Check each of these statements against the patent text on computer graphics processing, and answer yes or no, quoting the words of the text that settle it: (a) The process works acceptably well for an object whose surface is convex. (b) Rotating the 3-D object yields another shadow and another bitmap. (c) In the Tamaguchi rearing game, the user takes care of a virtual plant.

Excerpt provided →
(begin)

Computer graphics processing and selective visual display system – Computer graphics processing – Three-dimension
Reexamination Certificate
2001-04-23
2004-07-20
Jankus, Almis R. (Department: 2671)
Computer graphics processing and selective visual display system
Computer graphics processing
Three-dimension
C345S424000
Reexamination Certificate
active
06765572
ABSTRACT:
FIELD OF THE INVENTION
The invention relates to an image processing system and method, especially, but not exclusively, within the context of toys and video games.
BACKGROUND ART
Video games and graphics games and other computer-related entertainment software applications have become increasingly more widespread, and are currently being used even on mobile phones. In multi-player games or applications, players use animated graphical representations, known as avatars, as their representatives in a virtual environment. Dedicated devices are being marketed for electronic pet toys, e.g., Tamaguchi: a rearing game, wherein the user has to take care of a virtual animal rendered on a display monitor.
SUMMARY OF THE INVENTION
The creation of virtual interactive worlds with graphics creatures and objects is an art form that does not lend itself well to being masterfully applied by a layperson, let alone by a child. Nevertheless, software applications that enable a layperson or a youngster to create such creatures and objects would be welcomed, as they help to give a person control over previously unattainable aspects of electronic worlds. The inventor therefore proposes a system and tools to enable to create electronic objects and creatures in a user-friendly and easily understood manner.
The invention provides a tool to map a 3-D physical object onto a 2-D outline or silhouette in electronic format. For example, the 3-D object is illuminated and its shadow is cast onto an array of light-sensors. The light sensors enable to translate the shadow into a 2-D bitmap. Rotating the 3-D object gives another shadow and another bitmap. Preferably, each bitmap is associated with information about a relative orientation of the light source, the physical object and the sensor array. The collection of bitmaps and relative orientations enables to reconstruct a 3-D graphics representation of the physical object's shape. For example, each voxel is removed from a voxel space that does not belong to a cylinder with a specific bitmap as cross-section, when the bitmap is projected onto the voxel space in its proper orientation.
This process works acceptably well for an object whose surface is convex anywhere. However, a physical object with a concave portion, e.g., an apple from which someone has taken a bite, or a teacup, may give rise to a distorted graphics representation. This is due to the concave portions being masked in all orientations of the object by portions of the physical object surrounding the concave part. Therefore, the inventor proposes to provide software tools to enable the user to deform the 3-D graphics object so as to refine the surface: create concave portions, thru-holes, outgrowths, etc. The graphics object is preferably assigned a coherence: when the user deforms the graphics object by displacing or otherwise modifying its surface (the equivalent of pulling or pushing in the physical world) at a certain location the neighborhood of that location is deformed as well to ensure continuity of the model is ensured. For example, a virtual elephant is created by first using shadowgrams of (a model of) an elephant to get an intermediate graphics object, and then the voxels of the intermediate object are deformed to get a closer approximation of the elephant's shape or of the shape of a totally different virtual creature.

(end)

Element placement data
(begin)

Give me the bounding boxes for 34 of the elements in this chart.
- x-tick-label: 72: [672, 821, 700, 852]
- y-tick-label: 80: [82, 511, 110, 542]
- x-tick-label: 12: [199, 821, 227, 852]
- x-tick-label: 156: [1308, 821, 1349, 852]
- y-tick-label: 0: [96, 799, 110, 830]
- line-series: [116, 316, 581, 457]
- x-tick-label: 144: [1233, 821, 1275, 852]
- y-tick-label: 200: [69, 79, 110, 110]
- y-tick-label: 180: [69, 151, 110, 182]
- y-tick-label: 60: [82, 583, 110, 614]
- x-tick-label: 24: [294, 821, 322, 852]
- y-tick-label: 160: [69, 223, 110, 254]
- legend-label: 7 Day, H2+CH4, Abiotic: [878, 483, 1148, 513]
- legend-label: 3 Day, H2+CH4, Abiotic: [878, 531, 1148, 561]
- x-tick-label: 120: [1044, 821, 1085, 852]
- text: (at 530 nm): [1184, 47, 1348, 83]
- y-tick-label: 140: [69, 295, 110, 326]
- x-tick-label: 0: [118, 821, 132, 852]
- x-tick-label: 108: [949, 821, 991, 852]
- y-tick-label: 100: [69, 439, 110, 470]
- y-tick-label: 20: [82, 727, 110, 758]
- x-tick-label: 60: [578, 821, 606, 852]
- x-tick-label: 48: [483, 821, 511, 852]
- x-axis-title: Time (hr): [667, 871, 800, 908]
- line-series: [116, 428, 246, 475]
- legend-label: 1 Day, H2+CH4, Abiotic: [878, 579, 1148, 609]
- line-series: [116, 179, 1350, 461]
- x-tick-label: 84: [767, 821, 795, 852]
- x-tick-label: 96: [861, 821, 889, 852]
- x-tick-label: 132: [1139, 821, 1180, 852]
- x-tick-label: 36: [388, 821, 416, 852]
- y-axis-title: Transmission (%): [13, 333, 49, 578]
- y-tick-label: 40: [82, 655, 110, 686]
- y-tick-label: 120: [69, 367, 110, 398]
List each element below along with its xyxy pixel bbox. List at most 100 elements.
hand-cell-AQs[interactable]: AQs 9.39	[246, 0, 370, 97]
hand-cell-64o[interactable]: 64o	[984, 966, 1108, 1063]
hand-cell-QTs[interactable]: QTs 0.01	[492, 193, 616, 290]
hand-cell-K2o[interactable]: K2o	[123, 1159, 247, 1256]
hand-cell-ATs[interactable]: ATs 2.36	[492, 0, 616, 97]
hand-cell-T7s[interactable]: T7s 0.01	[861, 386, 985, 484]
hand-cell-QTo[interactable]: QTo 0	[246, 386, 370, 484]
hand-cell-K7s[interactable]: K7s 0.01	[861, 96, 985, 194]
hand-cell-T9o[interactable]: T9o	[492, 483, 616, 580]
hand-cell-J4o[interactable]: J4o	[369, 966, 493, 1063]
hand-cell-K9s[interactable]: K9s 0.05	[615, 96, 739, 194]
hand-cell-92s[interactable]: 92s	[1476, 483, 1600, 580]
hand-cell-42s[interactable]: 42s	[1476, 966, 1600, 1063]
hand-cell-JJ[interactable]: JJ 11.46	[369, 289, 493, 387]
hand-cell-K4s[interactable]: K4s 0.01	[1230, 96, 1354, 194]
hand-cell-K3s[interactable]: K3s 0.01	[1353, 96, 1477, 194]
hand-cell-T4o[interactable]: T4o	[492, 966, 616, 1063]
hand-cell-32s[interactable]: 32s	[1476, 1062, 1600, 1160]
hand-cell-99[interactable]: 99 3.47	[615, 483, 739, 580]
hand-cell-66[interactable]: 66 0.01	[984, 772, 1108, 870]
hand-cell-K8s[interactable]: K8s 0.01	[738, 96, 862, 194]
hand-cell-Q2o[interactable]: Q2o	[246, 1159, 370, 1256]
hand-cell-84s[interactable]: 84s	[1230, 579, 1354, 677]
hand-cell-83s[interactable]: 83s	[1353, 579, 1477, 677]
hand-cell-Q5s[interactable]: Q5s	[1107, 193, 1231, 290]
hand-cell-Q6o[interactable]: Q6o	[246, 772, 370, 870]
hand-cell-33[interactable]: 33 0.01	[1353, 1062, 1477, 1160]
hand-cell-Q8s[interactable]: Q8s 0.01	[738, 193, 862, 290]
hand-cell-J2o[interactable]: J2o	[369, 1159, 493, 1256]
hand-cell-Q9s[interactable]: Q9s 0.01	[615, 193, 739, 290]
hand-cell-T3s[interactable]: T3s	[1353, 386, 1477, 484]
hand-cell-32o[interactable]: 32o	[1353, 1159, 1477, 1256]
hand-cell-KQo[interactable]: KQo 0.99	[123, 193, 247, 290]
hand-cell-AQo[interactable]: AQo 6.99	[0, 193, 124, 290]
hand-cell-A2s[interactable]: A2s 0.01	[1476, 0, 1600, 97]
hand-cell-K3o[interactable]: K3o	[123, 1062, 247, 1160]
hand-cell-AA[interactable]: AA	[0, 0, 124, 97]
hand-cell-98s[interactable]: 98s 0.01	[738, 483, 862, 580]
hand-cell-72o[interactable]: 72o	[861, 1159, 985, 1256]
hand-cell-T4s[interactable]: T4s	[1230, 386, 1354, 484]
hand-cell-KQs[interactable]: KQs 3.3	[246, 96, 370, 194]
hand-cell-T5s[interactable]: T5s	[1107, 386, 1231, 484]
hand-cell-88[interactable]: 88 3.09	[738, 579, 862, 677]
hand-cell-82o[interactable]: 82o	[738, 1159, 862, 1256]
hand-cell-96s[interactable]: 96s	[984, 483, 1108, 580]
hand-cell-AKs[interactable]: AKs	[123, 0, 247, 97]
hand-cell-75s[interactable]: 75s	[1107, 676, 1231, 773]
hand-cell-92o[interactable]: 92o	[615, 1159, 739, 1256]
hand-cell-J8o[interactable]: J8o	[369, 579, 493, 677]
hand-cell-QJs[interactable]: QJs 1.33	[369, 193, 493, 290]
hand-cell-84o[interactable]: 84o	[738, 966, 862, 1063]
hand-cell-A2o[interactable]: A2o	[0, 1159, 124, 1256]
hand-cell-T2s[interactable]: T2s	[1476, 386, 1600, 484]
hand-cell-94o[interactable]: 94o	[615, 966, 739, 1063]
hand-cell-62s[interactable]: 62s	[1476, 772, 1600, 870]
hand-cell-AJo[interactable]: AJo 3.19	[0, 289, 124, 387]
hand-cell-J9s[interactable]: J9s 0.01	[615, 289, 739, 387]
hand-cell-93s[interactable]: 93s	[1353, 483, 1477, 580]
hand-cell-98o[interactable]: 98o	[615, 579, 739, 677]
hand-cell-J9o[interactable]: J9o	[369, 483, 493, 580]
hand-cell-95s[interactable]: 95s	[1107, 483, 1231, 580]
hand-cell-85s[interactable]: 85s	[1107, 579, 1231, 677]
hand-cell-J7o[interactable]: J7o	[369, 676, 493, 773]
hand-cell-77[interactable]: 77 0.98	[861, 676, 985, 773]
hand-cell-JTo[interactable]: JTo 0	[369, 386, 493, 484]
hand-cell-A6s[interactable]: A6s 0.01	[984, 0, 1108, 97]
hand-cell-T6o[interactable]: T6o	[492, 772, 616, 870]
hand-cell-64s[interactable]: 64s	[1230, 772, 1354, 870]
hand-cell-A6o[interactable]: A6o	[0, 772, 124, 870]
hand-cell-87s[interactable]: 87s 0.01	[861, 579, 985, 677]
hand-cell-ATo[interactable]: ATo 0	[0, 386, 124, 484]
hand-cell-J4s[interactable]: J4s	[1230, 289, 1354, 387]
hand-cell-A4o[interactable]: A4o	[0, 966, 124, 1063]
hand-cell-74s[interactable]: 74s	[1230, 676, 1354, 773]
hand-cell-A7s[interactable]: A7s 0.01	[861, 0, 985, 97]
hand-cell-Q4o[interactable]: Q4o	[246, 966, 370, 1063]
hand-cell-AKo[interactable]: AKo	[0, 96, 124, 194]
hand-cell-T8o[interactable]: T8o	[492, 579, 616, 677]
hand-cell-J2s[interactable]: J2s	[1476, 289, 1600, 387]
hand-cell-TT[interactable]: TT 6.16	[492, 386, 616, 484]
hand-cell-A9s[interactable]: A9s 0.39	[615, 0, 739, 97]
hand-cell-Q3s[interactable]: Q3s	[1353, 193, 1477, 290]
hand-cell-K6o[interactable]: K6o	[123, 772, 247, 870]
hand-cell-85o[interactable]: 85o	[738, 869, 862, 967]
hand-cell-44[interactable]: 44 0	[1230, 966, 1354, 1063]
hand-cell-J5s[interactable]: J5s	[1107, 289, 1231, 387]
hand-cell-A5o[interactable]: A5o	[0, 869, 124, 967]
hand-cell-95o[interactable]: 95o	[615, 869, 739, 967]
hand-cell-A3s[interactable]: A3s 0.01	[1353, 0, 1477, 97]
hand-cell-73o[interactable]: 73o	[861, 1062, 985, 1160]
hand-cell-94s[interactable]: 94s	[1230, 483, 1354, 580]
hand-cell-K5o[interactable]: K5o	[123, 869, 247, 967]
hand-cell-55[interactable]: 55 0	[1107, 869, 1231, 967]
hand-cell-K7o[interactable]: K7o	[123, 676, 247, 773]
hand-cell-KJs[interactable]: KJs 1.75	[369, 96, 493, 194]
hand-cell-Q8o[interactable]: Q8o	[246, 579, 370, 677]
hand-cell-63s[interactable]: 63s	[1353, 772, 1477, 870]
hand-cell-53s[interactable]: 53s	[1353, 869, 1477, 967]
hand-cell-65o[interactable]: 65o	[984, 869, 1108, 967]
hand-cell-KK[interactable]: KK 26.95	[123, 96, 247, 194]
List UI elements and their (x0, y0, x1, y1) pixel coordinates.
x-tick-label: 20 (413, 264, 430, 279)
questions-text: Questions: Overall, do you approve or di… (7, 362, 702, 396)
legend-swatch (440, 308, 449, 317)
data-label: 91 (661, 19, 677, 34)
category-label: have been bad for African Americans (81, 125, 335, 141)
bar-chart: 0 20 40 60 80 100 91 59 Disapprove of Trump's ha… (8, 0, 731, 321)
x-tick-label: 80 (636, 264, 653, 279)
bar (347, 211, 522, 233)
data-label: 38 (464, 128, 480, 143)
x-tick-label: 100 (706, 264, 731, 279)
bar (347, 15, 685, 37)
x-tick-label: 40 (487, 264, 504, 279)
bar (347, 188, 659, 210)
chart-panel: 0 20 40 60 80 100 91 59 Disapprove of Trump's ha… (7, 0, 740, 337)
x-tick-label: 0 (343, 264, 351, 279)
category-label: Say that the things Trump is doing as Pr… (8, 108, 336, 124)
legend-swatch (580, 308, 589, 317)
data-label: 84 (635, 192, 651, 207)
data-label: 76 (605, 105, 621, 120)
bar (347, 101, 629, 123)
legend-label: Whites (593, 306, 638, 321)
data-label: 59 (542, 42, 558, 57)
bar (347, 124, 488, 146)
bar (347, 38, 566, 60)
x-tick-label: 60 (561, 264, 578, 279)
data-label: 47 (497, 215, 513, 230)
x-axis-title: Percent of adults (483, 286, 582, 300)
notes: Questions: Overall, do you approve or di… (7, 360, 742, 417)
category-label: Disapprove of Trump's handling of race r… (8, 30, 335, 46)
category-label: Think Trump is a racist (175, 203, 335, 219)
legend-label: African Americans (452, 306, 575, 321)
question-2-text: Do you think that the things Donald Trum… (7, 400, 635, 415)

(end)

Correct result →
(a) Yes: "This process works acceptably well for an object whose surface is convex anywhere."
(b) Yes: "Rotating the 3-D object gives another shadow and another bitmap."
(c) No: "the user has to take care of a virtual animal rendered on a display monitor."